▶ _Your task_:
Repeat the records below exactly as they appear.

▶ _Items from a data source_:
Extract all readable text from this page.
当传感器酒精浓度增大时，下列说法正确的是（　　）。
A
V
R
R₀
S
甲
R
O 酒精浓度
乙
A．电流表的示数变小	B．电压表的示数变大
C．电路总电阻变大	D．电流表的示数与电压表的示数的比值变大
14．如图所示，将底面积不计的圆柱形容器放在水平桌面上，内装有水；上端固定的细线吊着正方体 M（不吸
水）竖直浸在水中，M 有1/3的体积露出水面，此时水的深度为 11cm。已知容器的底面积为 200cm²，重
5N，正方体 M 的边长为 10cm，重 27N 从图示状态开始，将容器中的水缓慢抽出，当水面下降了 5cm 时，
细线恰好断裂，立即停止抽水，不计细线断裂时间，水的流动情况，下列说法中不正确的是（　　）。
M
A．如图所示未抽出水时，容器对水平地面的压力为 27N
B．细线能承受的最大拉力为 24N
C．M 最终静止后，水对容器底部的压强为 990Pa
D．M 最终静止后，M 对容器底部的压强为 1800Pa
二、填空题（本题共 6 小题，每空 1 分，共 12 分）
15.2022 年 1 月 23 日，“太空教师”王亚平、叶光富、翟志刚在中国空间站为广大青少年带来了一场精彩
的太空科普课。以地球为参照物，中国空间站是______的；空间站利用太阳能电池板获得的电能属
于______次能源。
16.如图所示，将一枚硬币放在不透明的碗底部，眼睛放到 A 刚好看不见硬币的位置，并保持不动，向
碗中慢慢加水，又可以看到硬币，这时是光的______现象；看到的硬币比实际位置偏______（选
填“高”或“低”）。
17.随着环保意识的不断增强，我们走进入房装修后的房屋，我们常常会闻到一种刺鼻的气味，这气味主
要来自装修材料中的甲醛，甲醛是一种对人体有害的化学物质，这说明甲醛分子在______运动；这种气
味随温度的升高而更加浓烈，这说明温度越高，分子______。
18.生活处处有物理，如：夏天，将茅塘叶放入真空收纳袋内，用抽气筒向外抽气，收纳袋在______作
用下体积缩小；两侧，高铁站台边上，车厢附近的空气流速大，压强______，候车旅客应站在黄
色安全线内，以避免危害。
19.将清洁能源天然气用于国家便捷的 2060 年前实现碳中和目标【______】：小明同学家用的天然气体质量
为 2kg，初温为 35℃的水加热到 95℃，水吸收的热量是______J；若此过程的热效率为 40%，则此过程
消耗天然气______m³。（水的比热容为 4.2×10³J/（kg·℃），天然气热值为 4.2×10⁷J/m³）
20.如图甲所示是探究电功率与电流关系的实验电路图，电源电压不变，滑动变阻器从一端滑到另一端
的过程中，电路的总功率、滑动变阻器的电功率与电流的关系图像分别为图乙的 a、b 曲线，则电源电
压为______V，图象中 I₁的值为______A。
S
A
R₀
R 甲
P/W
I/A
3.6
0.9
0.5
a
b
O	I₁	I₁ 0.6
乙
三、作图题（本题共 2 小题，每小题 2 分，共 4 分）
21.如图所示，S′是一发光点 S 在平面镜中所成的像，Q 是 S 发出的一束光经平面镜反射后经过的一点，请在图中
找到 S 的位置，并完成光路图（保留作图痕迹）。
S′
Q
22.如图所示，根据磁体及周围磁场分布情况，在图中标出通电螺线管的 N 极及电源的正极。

▶ _Full response_:
Extract all readable text from this page.
当传感器酒精浓度增大时，下列说法正确的是（　　）。
A
V
R
R₀
S
甲
R
O 酒精浓度
乙
A．电流表的示数变小	B．电压表的示数变大
C．电路总电阻变大	D．电流表的示数与电压表的示数的比值变大
14．如图所示，将底面积不计的圆柱形容器放在水平桌面上，内装有水；上端固定的细线吊着正方体 M（不吸
水）竖直浸在水中，M 有1/3的体积露出水面，此时水的深度为 11cm。已知容器的底面积为 200cm²，重
5N，正方体 M 的边长为 10cm，重 27N 从图示状态开始，将容器中的水缓慢抽出，当水面下降了 5cm 时，
细线恰好断裂，立即停止抽水，不计细线断裂时间，水的流动情况，下列说法中不正确的是（　　）。
M
A．如图所示未抽出水时，容器对水平地面的压力为 27N
B．细线能承受的最大拉力为 24N
C．M 最终静止后，水对容器底部的压强为 990Pa
D．M 最终静止后，M 对容器底部的压强为 1800Pa
二、填空题（本题共 6 小题，每空 1 分，共 12 分）
15.2022 年 1 月 23 日，“太空教师”王亚平、叶光富、翟志刚在中国空间站为广大青少年带来了一场精彩
的太空科普课。以地球为参照物，中国空间站是______的；空间站利用太阳能电池板获得的电能属
于______次能源。
16.如图所示，将一枚硬币放在不透明的碗底部，眼睛放到 A 刚好看不见硬币的位置，并保持不动，向
碗中慢慢加水，又可以看到硬币，这时是光的______现象；看到的硬币比实际位置偏______（选
填“高”或“低”）。
17.随着环保意识的不断增强，我们走进入房装修后的房屋，我们常常会闻到一种刺鼻的气味，这气味主
要来自装修材料中的甲醛，甲醛是一种对人体有害的化学物质，这说明甲醛分子在______运动；这种气
味随温度的升高而更加浓烈，这说明温度越高，分子______。
18.生活处处有物理，如：夏天，将茅塘叶放入真空收纳袋内，用抽气筒向外抽气，收纳袋在______作
用下体积缩小；两侧，高铁站台边上，车厢附近的空气流速大，压强______，候车旅客应站在黄
色安全线内，以避免危害。
19.将清洁能源天然气用于国家便捷的 2060 年前实现碳中和目标【______】：小明同学家用的天然气体质量
为 2kg，初温为 35℃的水加热到 95℃，水吸收的热量是______J；若此过程的热效率为 40%，则此过程
消耗天然气______m³。（水的比热容为 4.2×10³J/（kg·℃），天然气热值为 4.2×10⁷J/m³）
20.如图甲所示是探究电功率与电流关系的实验电路图，电源电压不变，滑动变阻器从一端滑到另一端
的过程中，电路的总功率、滑动变阻器的电功率与电流的关系图像分别为图乙的 a、b 曲线，则电源电
压为______V，图象中 I₁的值为______A。
S
A
R₀
R 甲
P/W
I/A
3.6
0.9
0.5
a
b
O	I₁	I₁ 0.6
乙
三、作图题（本题共 2 小题，每小题 2 分，共 4 分）
21.如图所示，S′是一发光点 S 在平面镜中所成的像，Q 是 S 发出的一束光经平面镜反射后经过的一点，请在图中
找到 S 的位置，并完成光路图（保留作图痕迹）。
S′
Q
22.如图所示，根据磁体及周围磁场分布情况，在图中标出通电螺线管的 N 极及电源的正极。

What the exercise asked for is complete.